=== Set problem ===
The entries below are to be transcribed in full, without their images.
(begin)
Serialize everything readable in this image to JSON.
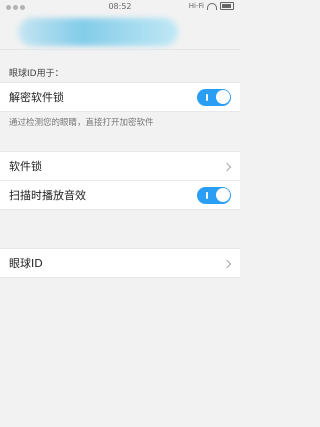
{
  "status_bar": {
    "time": "08:52",
    "network": "Hi-Fi"
  },
  "header": {
    "logo": "blurred-logo"
  },
  "section": {
    "label": "眼球ID用于："
  },
  "settings": {
    "unlock_apps": {
      "label": "解密软件锁",
      "enabled": true
    },
    "unlock_desc": "通过检测您的眼睛，直接打开加密软件",
    "app_lock": {
      "label": "软件锁"
    },
    "scan_sound": {
      "label": "扫描时播放音效",
      "enabled": true
    },
    "eye_id": {
      "label": "眼球ID"
    }
  },
  "colors": {
    "accent": "#2a9df4",
    "background": "#f2f2f2"
  }
}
(end)
=== Task output ===
Serialize everything readable in this image to JSON.
{
  "status_bar": {
    "time": "08:52",
    "network": "Hi-Fi"
  },
  "header": {
    "logo": "blurred-logo"
  },
  "section": {
    "label": "眼球ID用于："
  },
  "settings": {
    "unlock_apps": {
      "label": "解密软件锁",
      "enabled": true
    },
    "unlock_desc": "通过检测您的眼睛，直接打开加密软件",
    "app_lock": {
      "label": "软件锁"
    },
    "scan_sound": {
      "label": "扫描时播放音效",
      "enabled": true
    },
    "eye_id": {
      "label": "眼球ID"
    }
  },
  "colors": {
    "accent": "#2a9df4",
    "background": "#f2f2f2"
  }
}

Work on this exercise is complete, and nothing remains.